* Begin INFORMATION SHOWN *

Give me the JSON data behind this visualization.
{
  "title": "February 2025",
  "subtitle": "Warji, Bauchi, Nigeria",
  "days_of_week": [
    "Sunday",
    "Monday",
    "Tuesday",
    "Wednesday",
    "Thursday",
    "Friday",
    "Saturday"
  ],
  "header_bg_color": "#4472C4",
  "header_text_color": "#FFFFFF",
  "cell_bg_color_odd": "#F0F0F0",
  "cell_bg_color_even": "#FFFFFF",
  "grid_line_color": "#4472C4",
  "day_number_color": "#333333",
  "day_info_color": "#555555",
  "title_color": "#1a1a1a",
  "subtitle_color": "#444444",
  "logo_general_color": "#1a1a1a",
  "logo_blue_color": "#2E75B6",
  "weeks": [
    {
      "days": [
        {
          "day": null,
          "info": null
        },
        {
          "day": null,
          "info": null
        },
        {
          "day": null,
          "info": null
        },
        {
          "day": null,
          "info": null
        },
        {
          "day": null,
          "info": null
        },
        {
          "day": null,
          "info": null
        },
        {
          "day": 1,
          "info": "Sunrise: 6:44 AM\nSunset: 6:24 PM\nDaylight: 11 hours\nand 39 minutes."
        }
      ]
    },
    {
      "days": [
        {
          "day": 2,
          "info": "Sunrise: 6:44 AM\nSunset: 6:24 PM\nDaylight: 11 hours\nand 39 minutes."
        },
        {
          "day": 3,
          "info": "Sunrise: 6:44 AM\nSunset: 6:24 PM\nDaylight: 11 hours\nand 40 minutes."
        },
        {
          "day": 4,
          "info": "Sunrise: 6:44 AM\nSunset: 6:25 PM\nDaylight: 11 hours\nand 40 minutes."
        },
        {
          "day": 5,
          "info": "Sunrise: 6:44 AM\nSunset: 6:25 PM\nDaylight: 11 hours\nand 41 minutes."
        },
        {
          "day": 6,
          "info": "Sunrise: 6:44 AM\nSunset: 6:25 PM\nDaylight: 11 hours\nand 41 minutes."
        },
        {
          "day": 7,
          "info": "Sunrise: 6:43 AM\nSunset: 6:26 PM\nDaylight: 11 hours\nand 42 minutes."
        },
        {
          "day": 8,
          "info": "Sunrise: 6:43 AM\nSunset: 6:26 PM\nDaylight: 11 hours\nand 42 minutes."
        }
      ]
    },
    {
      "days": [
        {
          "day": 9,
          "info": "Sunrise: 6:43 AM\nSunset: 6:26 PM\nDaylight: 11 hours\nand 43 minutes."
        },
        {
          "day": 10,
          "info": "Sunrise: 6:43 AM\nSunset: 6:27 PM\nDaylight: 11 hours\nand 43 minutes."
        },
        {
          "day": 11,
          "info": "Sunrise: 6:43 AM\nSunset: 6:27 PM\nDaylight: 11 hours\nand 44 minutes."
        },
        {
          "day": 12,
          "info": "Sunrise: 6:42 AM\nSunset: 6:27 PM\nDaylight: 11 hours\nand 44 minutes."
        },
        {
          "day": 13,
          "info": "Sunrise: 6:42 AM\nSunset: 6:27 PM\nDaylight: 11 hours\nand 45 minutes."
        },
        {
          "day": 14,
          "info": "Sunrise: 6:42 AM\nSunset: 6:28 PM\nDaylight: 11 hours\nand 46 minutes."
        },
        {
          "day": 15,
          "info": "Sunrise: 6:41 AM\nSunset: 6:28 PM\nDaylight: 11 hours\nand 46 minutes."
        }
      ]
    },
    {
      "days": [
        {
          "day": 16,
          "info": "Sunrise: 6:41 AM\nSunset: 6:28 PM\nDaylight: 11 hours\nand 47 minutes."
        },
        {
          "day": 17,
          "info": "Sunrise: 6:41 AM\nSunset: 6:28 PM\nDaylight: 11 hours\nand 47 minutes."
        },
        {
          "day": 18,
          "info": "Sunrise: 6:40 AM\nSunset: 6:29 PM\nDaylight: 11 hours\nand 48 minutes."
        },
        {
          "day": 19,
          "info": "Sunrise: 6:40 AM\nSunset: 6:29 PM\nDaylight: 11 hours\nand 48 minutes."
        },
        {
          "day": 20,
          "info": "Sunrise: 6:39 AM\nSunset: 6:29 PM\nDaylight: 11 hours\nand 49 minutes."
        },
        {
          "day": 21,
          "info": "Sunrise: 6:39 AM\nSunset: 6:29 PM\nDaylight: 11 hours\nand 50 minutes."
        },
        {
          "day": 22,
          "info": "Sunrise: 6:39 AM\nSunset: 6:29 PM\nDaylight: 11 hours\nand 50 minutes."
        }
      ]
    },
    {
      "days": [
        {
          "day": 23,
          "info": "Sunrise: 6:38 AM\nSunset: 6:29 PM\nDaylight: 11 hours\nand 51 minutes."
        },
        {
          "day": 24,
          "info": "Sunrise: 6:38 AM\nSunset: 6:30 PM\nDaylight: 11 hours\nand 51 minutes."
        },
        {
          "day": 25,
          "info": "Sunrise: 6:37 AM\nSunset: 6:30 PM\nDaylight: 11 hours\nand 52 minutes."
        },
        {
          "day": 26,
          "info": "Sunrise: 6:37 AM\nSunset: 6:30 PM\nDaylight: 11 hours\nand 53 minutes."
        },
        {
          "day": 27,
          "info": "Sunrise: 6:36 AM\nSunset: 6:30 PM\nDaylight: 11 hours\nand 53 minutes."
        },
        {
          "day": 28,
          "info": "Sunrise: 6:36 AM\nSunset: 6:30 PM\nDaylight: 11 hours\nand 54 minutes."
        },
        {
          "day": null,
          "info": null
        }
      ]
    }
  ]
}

* End INFORMATION SHOWN *

### [YOUR TASK]
Of the lines in the material, how many contain the word "FFFFFF"? Reply with the number and nothing else.

### [EXPECTED ANSWER]
2